▸ Saved entries
** begin **

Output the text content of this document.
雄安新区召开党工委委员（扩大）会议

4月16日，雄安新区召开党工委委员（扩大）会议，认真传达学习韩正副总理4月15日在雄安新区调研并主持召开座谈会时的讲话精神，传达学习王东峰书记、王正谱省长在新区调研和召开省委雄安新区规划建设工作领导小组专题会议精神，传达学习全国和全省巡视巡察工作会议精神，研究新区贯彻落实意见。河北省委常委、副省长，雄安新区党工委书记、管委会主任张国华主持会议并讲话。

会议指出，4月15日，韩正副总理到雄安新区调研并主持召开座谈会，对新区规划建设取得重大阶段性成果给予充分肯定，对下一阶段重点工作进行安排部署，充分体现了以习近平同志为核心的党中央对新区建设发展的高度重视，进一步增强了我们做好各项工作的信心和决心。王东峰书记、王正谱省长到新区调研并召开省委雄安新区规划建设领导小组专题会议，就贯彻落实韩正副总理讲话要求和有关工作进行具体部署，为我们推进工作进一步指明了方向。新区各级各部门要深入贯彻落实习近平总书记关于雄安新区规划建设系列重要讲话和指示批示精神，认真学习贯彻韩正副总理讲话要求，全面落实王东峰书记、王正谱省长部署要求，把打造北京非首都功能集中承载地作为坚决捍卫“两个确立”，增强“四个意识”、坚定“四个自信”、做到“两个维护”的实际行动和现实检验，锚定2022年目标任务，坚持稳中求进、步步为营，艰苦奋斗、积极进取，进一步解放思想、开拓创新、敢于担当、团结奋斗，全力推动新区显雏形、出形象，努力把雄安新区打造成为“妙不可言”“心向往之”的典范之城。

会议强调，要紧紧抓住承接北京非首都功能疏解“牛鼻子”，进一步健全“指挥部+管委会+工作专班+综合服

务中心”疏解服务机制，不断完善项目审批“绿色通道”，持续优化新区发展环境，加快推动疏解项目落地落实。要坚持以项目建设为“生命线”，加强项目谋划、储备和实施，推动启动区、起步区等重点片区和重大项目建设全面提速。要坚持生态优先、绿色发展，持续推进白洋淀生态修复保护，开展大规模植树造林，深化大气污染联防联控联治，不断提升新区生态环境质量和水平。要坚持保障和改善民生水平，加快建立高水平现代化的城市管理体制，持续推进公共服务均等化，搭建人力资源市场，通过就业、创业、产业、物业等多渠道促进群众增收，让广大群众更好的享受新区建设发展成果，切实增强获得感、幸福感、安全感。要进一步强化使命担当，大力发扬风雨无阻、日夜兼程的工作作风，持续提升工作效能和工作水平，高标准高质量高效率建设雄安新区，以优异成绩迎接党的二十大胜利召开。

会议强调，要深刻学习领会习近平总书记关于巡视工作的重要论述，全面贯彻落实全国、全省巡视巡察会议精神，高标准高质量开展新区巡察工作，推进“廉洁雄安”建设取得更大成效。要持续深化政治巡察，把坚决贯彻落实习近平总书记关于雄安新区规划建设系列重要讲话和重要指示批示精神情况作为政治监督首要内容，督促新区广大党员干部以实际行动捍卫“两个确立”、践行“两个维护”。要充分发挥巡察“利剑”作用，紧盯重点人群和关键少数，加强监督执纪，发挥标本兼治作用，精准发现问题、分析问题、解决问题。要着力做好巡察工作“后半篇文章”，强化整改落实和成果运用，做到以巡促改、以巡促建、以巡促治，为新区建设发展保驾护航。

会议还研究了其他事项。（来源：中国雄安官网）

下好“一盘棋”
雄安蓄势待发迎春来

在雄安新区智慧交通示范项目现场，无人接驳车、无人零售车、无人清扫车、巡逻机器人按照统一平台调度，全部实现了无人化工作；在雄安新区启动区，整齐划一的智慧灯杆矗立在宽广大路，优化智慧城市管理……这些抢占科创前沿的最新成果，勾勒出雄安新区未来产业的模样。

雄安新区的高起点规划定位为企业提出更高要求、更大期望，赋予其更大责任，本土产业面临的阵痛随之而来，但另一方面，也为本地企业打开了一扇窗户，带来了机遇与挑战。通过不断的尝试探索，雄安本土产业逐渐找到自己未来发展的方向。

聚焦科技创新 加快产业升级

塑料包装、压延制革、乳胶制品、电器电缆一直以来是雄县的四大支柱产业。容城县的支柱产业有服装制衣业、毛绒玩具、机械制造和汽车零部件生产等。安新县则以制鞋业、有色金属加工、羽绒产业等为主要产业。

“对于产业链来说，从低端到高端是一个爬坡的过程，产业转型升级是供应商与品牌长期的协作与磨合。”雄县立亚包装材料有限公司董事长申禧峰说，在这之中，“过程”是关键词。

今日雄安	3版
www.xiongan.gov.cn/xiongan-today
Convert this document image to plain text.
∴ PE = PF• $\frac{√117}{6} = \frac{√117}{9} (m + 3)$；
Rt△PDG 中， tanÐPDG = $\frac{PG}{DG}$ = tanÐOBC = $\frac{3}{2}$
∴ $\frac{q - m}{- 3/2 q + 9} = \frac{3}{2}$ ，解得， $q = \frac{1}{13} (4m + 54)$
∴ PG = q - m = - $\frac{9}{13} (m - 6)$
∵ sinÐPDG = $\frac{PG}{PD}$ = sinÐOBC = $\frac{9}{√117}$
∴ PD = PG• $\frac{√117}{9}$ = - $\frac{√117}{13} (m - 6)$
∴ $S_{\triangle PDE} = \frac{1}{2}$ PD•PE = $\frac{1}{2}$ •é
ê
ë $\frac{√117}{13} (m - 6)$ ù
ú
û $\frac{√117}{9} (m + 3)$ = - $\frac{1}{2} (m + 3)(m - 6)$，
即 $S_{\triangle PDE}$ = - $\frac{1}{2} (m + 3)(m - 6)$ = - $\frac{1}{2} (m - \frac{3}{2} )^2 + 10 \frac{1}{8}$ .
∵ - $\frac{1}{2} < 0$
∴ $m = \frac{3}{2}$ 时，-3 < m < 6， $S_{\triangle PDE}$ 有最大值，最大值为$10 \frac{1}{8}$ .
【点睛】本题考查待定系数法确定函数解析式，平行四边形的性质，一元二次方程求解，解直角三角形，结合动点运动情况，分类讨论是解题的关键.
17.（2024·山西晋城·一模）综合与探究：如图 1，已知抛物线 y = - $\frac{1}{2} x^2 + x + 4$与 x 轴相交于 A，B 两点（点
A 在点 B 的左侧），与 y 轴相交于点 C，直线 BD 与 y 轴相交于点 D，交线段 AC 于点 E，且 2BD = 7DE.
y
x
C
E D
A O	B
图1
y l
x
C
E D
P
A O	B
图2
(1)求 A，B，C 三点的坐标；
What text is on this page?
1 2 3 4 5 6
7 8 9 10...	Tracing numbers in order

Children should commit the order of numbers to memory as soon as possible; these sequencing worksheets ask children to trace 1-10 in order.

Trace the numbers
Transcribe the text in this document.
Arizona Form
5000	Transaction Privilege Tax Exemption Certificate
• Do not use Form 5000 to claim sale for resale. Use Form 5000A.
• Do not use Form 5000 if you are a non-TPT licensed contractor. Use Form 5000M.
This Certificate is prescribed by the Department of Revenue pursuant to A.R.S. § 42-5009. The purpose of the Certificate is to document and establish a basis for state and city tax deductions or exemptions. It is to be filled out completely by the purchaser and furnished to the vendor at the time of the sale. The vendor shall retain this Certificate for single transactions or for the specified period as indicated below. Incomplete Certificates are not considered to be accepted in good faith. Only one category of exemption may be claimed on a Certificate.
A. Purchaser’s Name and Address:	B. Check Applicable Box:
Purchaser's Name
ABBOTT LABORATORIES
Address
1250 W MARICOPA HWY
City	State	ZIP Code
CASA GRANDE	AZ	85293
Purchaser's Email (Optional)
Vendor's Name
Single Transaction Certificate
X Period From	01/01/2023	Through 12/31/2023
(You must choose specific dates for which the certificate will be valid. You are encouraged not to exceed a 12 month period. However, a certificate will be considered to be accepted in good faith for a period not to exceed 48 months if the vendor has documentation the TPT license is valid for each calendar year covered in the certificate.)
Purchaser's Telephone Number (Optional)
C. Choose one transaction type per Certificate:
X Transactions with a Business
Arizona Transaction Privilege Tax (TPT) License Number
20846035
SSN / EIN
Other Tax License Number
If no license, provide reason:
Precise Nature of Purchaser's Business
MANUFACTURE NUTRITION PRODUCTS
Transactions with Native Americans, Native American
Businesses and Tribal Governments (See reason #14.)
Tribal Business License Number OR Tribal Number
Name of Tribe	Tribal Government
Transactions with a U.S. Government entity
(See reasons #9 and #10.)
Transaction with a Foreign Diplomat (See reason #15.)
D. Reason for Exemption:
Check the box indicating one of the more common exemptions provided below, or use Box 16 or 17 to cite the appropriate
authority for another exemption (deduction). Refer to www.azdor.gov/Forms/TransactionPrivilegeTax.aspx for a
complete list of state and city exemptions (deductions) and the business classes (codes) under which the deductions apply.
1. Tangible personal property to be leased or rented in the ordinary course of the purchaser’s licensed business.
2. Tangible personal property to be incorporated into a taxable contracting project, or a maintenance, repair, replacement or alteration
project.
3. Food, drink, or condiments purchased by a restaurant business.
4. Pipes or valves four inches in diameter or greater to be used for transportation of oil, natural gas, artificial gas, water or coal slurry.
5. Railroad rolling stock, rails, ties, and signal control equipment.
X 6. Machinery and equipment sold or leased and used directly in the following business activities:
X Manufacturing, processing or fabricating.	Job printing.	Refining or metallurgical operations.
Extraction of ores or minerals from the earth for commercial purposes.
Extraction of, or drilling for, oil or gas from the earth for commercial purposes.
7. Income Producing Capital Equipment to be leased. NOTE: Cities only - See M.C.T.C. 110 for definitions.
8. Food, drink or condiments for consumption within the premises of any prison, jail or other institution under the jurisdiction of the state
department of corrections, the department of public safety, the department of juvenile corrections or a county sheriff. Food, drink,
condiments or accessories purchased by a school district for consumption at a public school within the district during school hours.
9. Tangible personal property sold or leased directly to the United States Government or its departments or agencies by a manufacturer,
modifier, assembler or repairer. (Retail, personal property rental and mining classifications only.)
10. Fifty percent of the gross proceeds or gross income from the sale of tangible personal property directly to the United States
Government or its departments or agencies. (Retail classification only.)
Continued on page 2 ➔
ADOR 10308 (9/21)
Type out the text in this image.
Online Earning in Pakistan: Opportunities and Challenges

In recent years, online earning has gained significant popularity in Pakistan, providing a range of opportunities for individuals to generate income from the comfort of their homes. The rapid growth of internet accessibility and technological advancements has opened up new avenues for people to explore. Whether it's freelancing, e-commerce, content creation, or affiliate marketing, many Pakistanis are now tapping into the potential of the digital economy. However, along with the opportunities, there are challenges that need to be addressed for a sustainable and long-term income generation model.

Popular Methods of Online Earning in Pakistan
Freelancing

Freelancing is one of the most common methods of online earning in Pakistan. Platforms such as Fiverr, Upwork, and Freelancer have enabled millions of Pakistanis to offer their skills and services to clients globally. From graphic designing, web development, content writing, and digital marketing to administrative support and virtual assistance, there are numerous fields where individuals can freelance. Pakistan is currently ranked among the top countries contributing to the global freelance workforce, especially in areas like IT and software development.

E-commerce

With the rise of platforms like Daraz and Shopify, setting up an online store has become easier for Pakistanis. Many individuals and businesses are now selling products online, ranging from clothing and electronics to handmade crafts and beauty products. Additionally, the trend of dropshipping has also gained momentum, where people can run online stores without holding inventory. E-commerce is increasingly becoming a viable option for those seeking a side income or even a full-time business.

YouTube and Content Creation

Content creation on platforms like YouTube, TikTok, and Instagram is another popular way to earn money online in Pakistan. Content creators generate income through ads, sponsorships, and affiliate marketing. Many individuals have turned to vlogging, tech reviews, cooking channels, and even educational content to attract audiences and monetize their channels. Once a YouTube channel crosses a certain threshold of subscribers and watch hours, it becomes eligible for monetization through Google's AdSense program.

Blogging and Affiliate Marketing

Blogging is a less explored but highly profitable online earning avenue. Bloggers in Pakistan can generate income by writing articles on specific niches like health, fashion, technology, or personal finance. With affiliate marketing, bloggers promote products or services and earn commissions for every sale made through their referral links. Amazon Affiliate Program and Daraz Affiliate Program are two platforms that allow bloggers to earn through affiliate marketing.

** end **

▸ WORK TO COMPLETE
Which lines of the data above contain "consumption"? Copy each one.

▸ EXERCISE OUTPUT
8. Food, drink or condiments for consumption within the premises of any prison, jail or other institution under the jurisdiction of the state
condiments or accessories purchased by a school district for consumption at a public school within the district during school hours.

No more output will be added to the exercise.